TESTO ESTRATTO →
-------
Sin da giovane, quale cristiana e profondamente cattolica, fu impegnata nel prestare aiuto e consigli ai bisognosi, alle famiglie in difficoltà, ai giovani sposi, a coloro che si preparavano al matrimonio, alle giovani madri: lo fece, anche, pubblicando saggi sulla rivista “Il Solco” ed opere letteralmente dedicate agli scopi dalla stessa voluti e che usciranno nel periodo in cui anch’ella si sposò. Si possono ricordare Una mamma, un babbo ed un bambino (Treviglio-Firenze, Bemporad, 1924), Trililì, dedicato ai piccoli (ibidem, 1924) e, più tardi, per le ragazze avviate al matrimonio, La promessa sposa: schemi per corsi per fidanzate (Roma, Sales, 1937). La sua attenzione al mondo della famiglia non venne mai meno e alla stessa dedicò altre opere, tra cui ci limitiamo a citare I giorni della fanciullezza (Roma, Sales, 1941).
Il 10 maggio 1924 si unì in matrimonio con Ugo Sesini (v. questo Sito), grande filologo musicale, partigiano e morto in campo di concentramento di Mauthausen nel 1945. Dal giorno in cui, al suo cognome aggiunse anche quello del marito, ma anche assai spesso prima, Verona e Trevenzuolo erano diventate le sedi della sua vita.
Attenta ai problemi dell’infanzia e dell’educazione, mentre dava alle stampe le sue opere – pure quelle sopra citate – Silvestra Tea Sesini fondò e diresse una scuola differenziale denominata “Raggio di sole” e rimasta celebre nella storia di Verona: colonia all’aperto per la rieducazione dei bambini afflitti da difficoltà essa diventò, sotto la sua direzione e con l’aiuto di insegnanti artisti, una scuola deliziosa che molti visitarono come modello. Per questi piccoli, diversamente abili, Silvestra Tea reinventò modelli di educazione di grande efficacia; la sorella Eva, ricordandola dopo la scomparsa, scrisse che i diversi metodi usati erano stati da lei riassunti in uno solo, infallibile: si chiamava amore.
-------
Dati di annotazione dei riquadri

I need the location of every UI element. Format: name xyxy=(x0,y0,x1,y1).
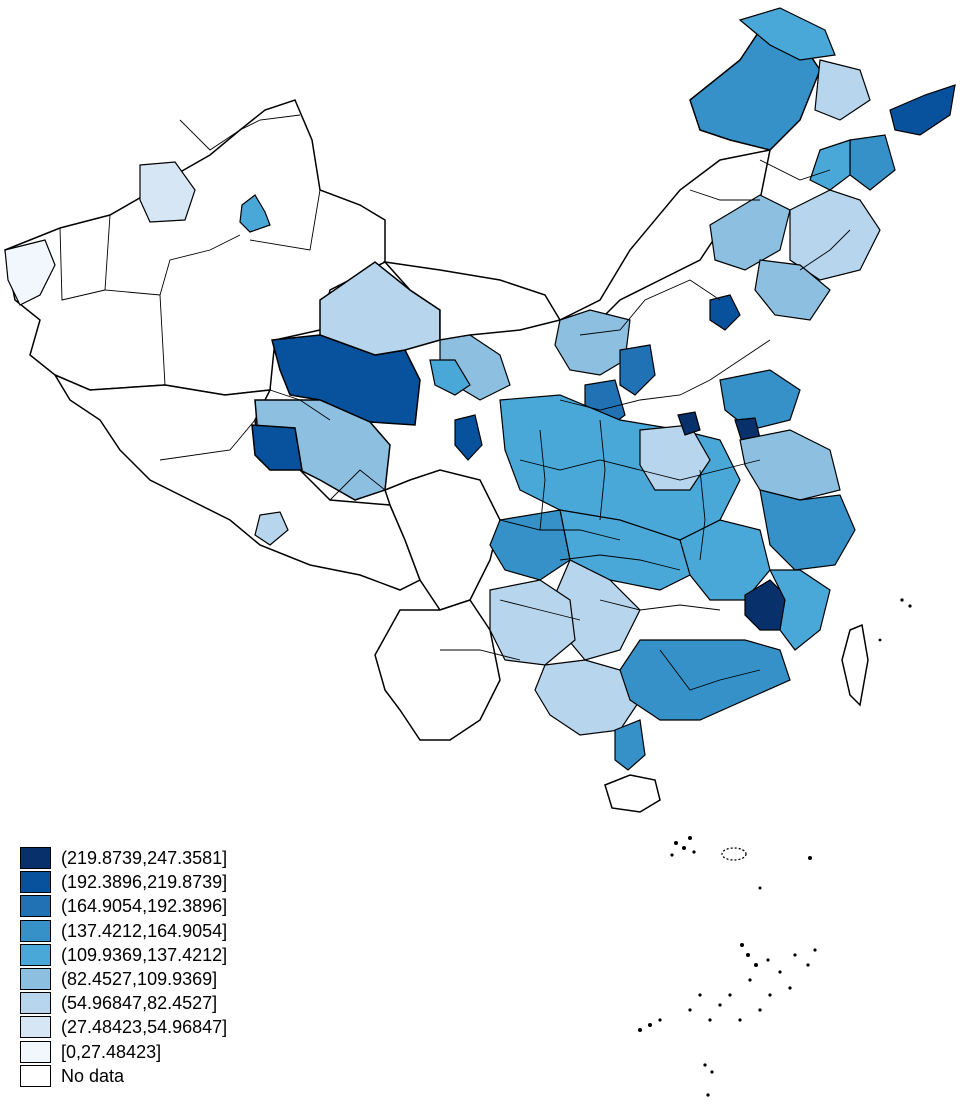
south-china-sea-islands xyxy=(638,598,912,1097)
region-jiangsu xyxy=(739,429,841,501)
region-fujian xyxy=(769,569,831,651)
region-nemors xyxy=(814,59,871,121)
legend-swatch xyxy=(20,1016,51,1039)
region-hainan xyxy=(604,774,661,813)
region-yulin xyxy=(619,344,656,396)
map-regions xyxy=(4,7,956,813)
map-legend: (219.8739,247.3581] (192.3896,219.8739] (1… xyxy=(20,846,227,1088)
region-shandong xyxy=(719,369,801,431)
legend-swatch xyxy=(20,992,51,1015)
region-kashgar xyxy=(4,239,56,306)
legend-item: No data xyxy=(20,1064,227,1088)
legend-item: (109.9369,137.4212] xyxy=(20,943,227,967)
legend-label: (109.9369,137.4212] xyxy=(61,944,228,965)
region-gannan xyxy=(454,414,483,461)
legend-item: (82.4527,109.9369] xyxy=(20,967,227,991)
legend-label: (82.4527,109.9369] xyxy=(61,969,218,990)
region-beijing xyxy=(709,294,741,331)
legend-label: (27.48423,54.96847] xyxy=(61,1017,228,1038)
legend-label: [0,27.48423] xyxy=(61,1041,162,1062)
legend-swatch xyxy=(20,847,51,870)
legend-label: (137.4212,164.9054] xyxy=(61,920,228,941)
legend-label: (164.9054,192.3896] xyxy=(61,896,228,917)
legend-swatch xyxy=(20,1064,51,1087)
prefecture-borders xyxy=(59,114,851,691)
legend-label: (54.96847,82.4527] xyxy=(61,993,218,1014)
legend-label: No data xyxy=(61,1065,125,1086)
region-mudanjiang xyxy=(849,134,896,191)
region-changchun xyxy=(809,139,851,191)
region-alxa xyxy=(383,260,562,341)
region-guizhou xyxy=(489,579,576,666)
region-shanxi xyxy=(554,309,631,376)
legend-item: (192.3896,219.8739] xyxy=(20,870,227,894)
legend-item: [0,27.48423] xyxy=(20,1040,227,1064)
region-leizhou xyxy=(614,719,646,771)
region-yunnan xyxy=(374,599,501,741)
region-jilin-block xyxy=(789,189,881,281)
region-heihe xyxy=(738,7,836,61)
region-zhejiang xyxy=(759,489,856,571)
region-guangdong xyxy=(619,639,791,721)
legend-label: (192.3896,219.8739] xyxy=(61,872,228,893)
region-wuwei xyxy=(429,359,471,396)
region-zhengzhou xyxy=(677,411,701,436)
legend-swatch xyxy=(20,895,51,918)
legend-item: (219.8739,247.3581] xyxy=(20,846,227,870)
legend-item: (164.9054,192.3896] xyxy=(20,894,227,918)
legend-item: (137.4212,164.9054] xyxy=(20,919,227,943)
legend-swatch xyxy=(20,871,51,894)
region-tacheng xyxy=(139,161,196,223)
region-nyingchi xyxy=(254,511,289,546)
region-chifeng xyxy=(709,194,791,271)
region-liaoning xyxy=(754,259,831,321)
legend-label: (219.8739,247.3581] xyxy=(61,848,228,869)
legend-swatch xyxy=(20,968,51,991)
legend-item: (54.96847,82.4527] xyxy=(20,991,227,1015)
legend-swatch xyxy=(20,919,51,942)
region-golog xyxy=(251,424,303,471)
region-hulunbuir xyxy=(689,29,821,151)
legend-swatch xyxy=(20,943,51,966)
region-sichuan-west xyxy=(384,469,501,611)
region-bortala xyxy=(239,194,271,233)
region-taiwan xyxy=(841,623,869,707)
legend-item: (27.48423,54.96847] xyxy=(20,1015,227,1039)
region-jiamusi xyxy=(889,84,956,136)
legend-swatch xyxy=(20,1040,51,1063)
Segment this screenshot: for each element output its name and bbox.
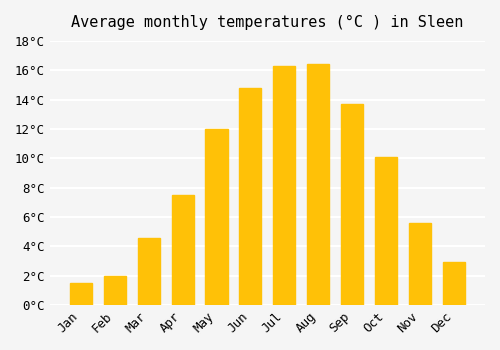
Bar — [104, 276, 126, 305]
Bar — [274, 66, 295, 305]
Bar — [206, 129, 228, 305]
Bar — [172, 195, 194, 305]
Bar — [308, 64, 330, 305]
Bar — [240, 88, 262, 305]
Bar — [70, 283, 92, 305]
Bar — [342, 104, 363, 305]
Bar — [443, 262, 465, 305]
Bar — [138, 238, 160, 305]
Bar — [375, 157, 398, 305]
Title: Average monthly temperatures (°C ) in Sleen: Average monthly temperatures (°C ) in Sl… — [71, 15, 464, 30]
Bar — [409, 223, 432, 305]
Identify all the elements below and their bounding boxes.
-------
Per favore, trascrivi senza modifiche il brano del testo su Silvestra Tea Sesini che comincia dalle parole "Attenta ai problemi" e si ferma dopo "si chiamava amore.".

RISPOSTA AL COMPITO →
Attenta ai problemi dell’infanzia e dell’educazione, mentre dava alle stampe le sue opere – pure quelle sopra citate – Silvestra Tea Sesini fondò e diresse una scuola differenziale denominata “Raggio di sole” e rimasta celebre nella storia di Verona: colonia all’aperto per la rieducazione dei bambini afflitti da difficoltà essa diventò, sotto la sua direzione e con l’aiuto di insegnanti artisti, una scuola deliziosa che molti visitarono come modello. Per questi piccoli, diversamente abili, Silvestra Tea reinventò modelli di educazione di grande efficacia; la sorella Eva, ricordandola dopo la scomparsa, scrisse che i diversi metodi usati erano stati da lei riassunti in uno solo, infallibile: si chiamava amore.